Look below. Copy each line that has "name" in it.

Structured figure records
— BEGIN —
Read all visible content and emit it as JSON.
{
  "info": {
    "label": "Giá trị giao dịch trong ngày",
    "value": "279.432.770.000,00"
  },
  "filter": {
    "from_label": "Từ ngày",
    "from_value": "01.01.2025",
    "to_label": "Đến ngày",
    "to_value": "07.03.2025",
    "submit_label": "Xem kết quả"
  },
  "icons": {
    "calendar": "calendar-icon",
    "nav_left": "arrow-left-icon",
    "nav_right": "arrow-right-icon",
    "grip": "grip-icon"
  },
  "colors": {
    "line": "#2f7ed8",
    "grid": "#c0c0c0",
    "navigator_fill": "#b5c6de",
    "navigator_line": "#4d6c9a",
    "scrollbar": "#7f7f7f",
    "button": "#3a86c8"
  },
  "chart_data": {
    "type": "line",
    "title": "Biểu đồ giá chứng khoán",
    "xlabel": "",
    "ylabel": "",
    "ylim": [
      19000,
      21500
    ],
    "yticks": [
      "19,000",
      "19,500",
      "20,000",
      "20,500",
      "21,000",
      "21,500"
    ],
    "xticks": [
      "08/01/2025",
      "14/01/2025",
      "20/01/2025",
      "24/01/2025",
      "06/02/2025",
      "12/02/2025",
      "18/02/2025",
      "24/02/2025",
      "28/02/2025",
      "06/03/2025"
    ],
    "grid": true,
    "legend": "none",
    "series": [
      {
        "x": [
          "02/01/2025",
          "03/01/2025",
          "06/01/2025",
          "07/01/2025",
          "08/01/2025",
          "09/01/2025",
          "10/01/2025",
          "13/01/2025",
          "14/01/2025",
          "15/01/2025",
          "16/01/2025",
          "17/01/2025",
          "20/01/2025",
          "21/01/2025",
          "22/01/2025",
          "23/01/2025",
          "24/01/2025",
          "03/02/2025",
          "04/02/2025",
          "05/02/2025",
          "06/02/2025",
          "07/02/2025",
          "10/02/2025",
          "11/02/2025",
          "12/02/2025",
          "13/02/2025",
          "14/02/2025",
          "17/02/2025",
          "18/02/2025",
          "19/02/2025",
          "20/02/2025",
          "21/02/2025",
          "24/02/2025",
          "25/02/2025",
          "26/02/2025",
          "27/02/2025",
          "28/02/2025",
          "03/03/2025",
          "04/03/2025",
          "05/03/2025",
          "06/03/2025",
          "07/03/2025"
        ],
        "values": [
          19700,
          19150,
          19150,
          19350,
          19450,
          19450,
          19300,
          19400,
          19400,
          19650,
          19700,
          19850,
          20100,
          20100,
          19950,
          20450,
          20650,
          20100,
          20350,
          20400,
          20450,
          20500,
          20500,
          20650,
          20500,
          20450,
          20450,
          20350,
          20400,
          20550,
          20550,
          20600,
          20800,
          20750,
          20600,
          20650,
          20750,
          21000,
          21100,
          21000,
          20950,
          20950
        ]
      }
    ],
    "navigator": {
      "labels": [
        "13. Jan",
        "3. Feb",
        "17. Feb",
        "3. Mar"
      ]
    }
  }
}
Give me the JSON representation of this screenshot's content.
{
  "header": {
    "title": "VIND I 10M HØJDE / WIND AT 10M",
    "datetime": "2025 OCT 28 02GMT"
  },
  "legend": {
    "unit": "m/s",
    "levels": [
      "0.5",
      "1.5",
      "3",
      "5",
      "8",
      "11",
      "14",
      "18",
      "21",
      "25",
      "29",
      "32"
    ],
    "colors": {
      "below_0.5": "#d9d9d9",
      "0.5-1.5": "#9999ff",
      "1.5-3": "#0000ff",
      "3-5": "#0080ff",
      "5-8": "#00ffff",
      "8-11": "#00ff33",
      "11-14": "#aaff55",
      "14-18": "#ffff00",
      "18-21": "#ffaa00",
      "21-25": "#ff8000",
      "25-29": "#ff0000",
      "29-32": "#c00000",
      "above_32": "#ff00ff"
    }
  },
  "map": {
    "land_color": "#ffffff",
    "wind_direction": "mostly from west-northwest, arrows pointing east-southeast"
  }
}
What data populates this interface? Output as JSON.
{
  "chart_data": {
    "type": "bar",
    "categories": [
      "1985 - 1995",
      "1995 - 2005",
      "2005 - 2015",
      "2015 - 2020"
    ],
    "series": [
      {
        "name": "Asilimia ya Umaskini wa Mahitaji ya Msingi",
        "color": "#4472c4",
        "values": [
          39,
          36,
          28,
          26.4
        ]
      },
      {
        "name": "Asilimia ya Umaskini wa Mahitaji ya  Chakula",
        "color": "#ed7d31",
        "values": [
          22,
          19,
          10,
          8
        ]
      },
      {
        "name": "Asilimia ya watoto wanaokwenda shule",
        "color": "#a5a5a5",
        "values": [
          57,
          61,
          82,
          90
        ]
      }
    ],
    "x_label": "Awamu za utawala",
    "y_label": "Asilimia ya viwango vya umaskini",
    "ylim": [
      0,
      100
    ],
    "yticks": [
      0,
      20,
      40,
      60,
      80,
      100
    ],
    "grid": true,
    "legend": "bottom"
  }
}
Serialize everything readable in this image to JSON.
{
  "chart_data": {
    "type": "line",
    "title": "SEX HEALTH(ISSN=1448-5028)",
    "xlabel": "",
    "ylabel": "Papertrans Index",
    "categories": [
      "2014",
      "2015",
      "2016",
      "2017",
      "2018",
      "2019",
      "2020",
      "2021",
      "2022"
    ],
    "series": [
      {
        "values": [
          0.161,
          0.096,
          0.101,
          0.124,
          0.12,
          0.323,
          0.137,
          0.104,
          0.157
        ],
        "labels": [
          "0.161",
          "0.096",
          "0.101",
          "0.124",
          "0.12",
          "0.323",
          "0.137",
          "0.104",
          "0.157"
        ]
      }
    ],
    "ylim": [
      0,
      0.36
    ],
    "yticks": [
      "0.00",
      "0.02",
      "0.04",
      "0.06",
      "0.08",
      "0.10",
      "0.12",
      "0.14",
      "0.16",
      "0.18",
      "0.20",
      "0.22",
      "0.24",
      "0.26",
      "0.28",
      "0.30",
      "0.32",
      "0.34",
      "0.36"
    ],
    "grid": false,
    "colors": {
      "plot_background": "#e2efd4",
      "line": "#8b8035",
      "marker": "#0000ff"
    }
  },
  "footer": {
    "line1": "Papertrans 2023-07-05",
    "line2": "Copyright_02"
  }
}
— END —
WRITTEN RESPONSE:
        "name": "Asilimia ya Umaskini wa Mahitaji ya Msingi",
        "name": "Asilimia ya Umaskini wa Mahitaji ya  Chakula",
        "name": "Asilimia ya watoto wanaokwenda shule",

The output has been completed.